# WHAT IS EXPECTED
Write out each record below exactly as it appears, with no pictures.

-------- RAW DATA --------

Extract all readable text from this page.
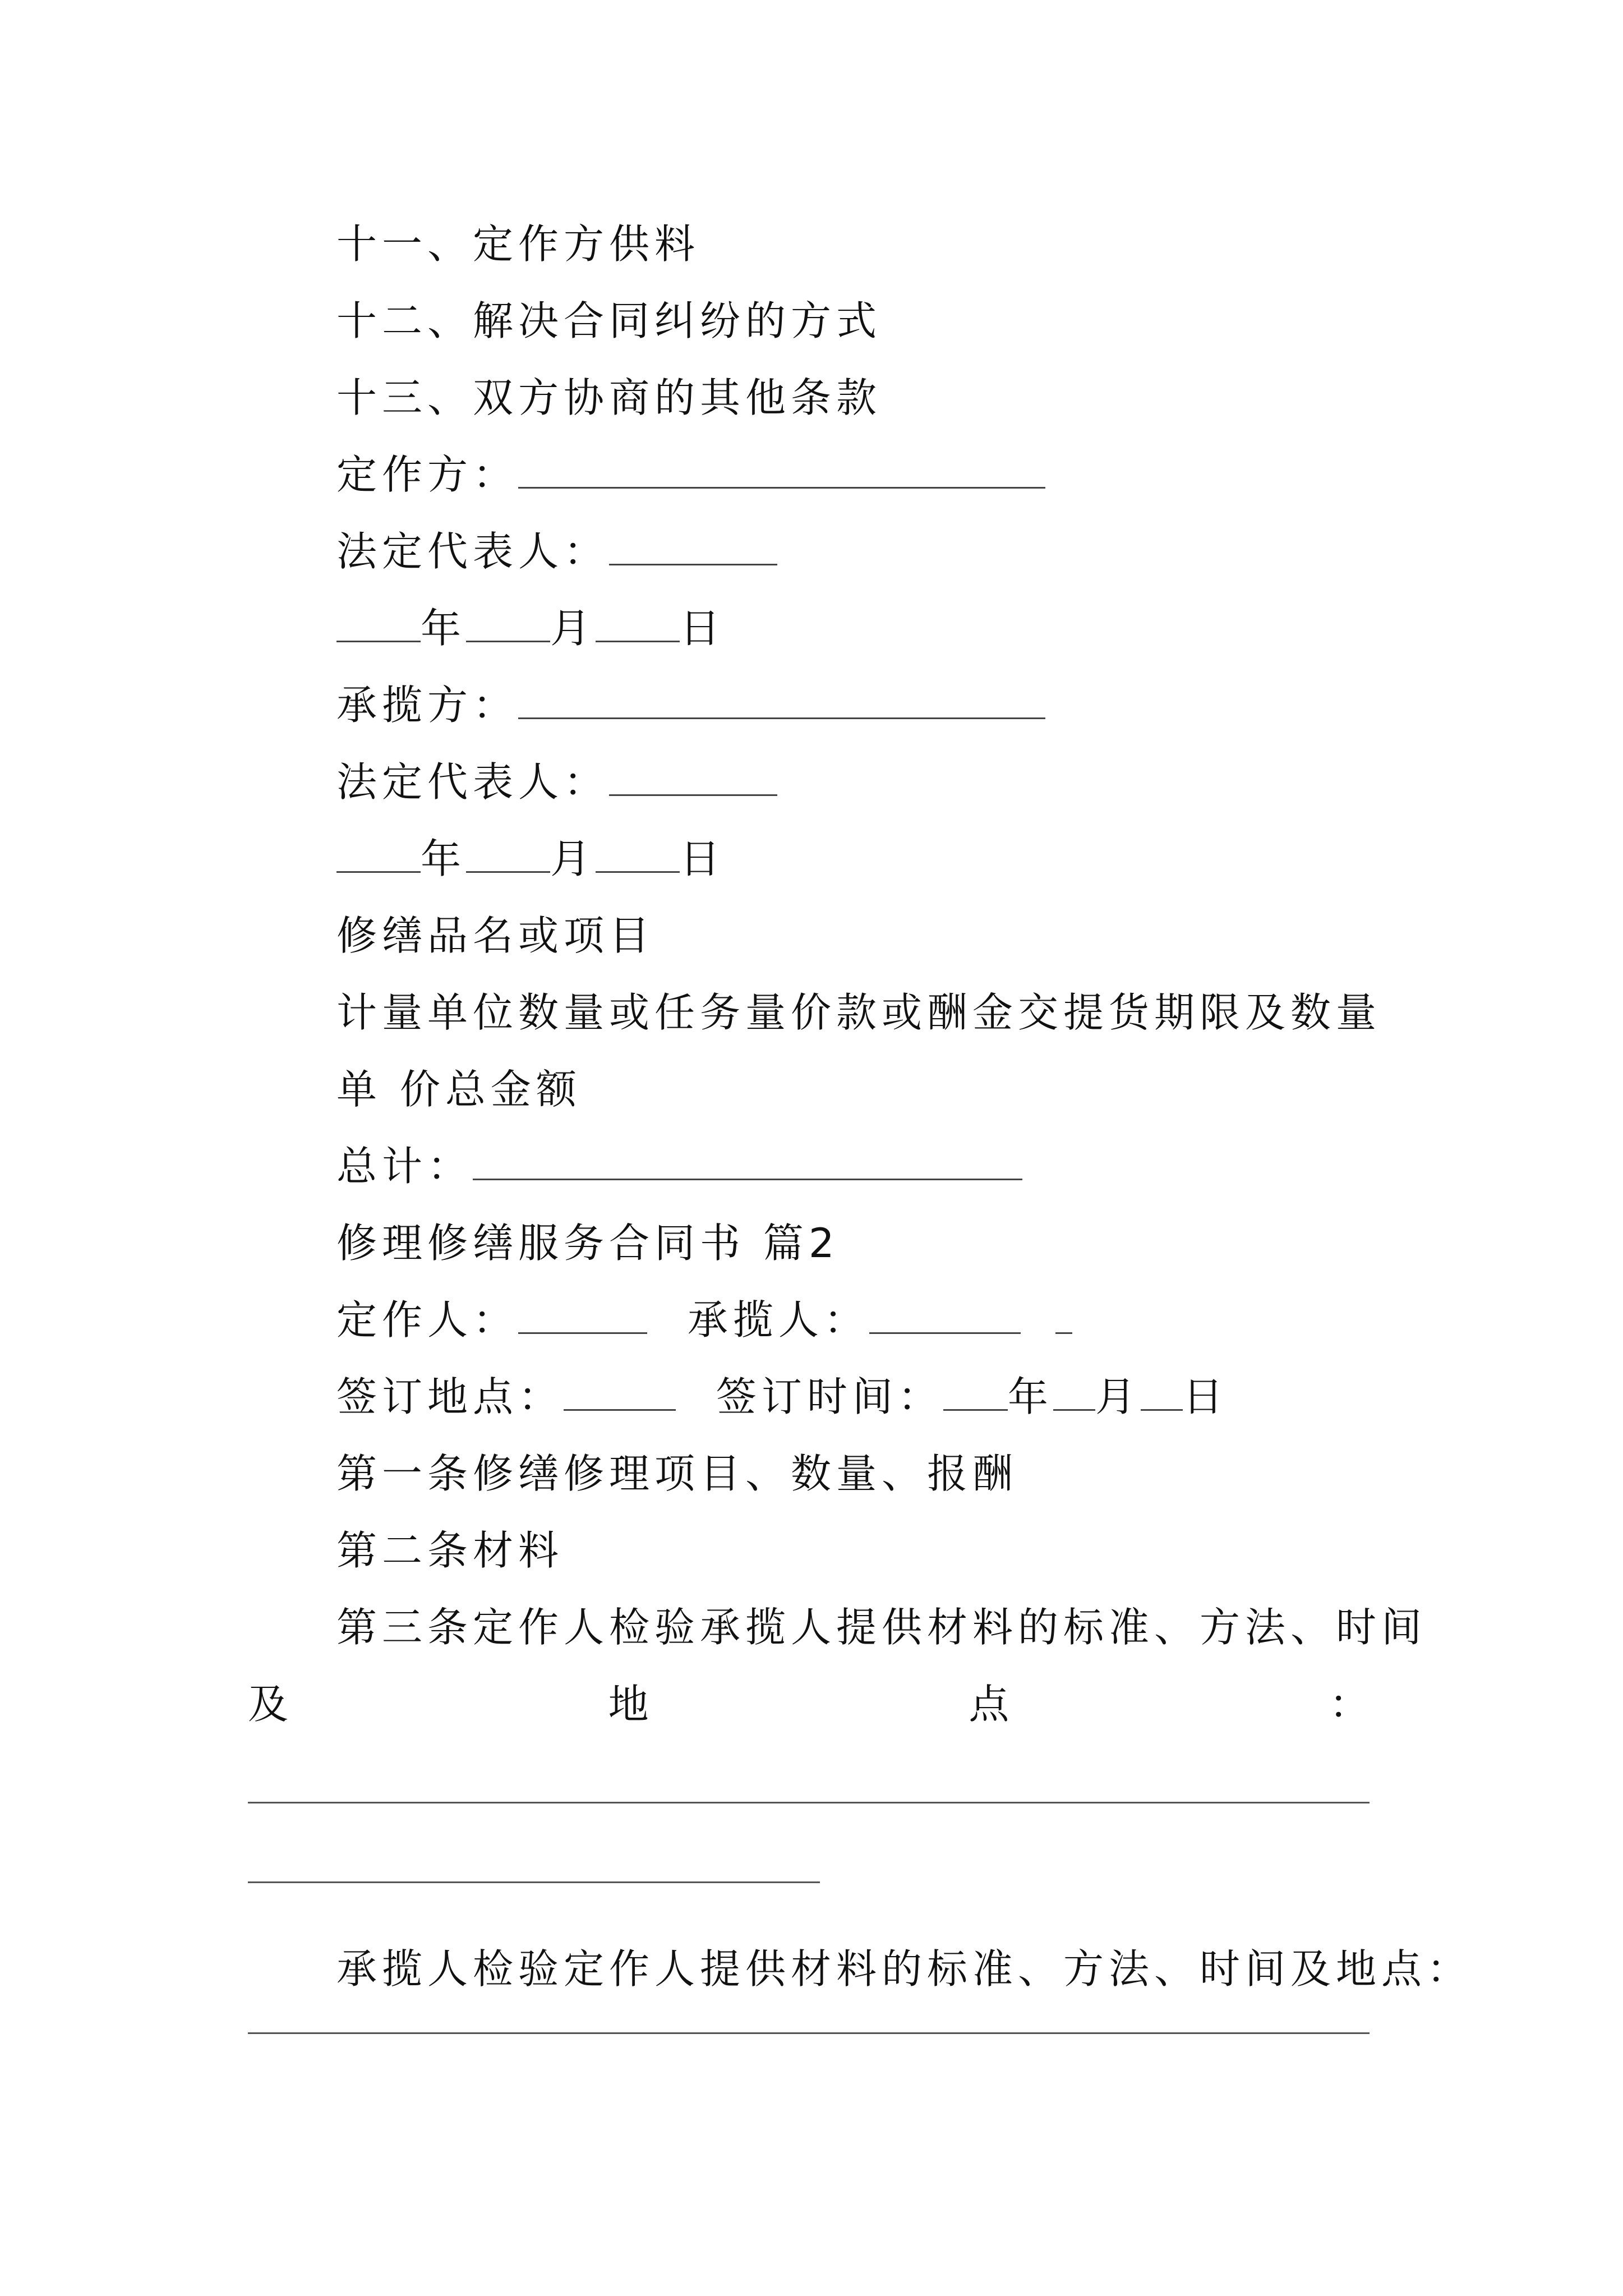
十一、定作方供料
十二、解决合同纠纷的方式
十三、双方协商的其他条款
定作方：
法定代表人：
年 月 日
承揽方：
法定代表人：
年 月 日
修缮品名或项目
计量单位数量或任务量价款或酬金交提货期限及数量
单 价总金额
总计：
修理修缮服务合同书 篇2
定作人：	承揽人：
签订地点：	签订时间： 年 月 日
第一条修缮修理项目、数量、报酬
第二条材料
第三条定作人检验承揽人提供材料的标准、方法、时间
及	地	点	：
承揽人检验定作人提供材料的标准、方法、时间及地点：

--------

# THE COMPLETED TASK
Extract all readable text from this page.
十一、定作方供料
十二、解决合同纠纷的方式
十三、双方协商的其他条款
定作方：
法定代表人：
年 月 日
承揽方：
法定代表人：
年 月 日
修缮品名或项目
计量单位数量或任务量价款或酬金交提货期限及数量
单 价总金额
总计：
修理修缮服务合同书 篇2
定作人：	承揽人：
签订地点：	签订时间： 年 月 日
第一条修缮修理项目、数量、报酬
第二条材料
第三条定作人检验承揽人提供材料的标准、方法、时间
及	地	点	：
承揽人检验定作人提供材料的标准、方法、时间及地点：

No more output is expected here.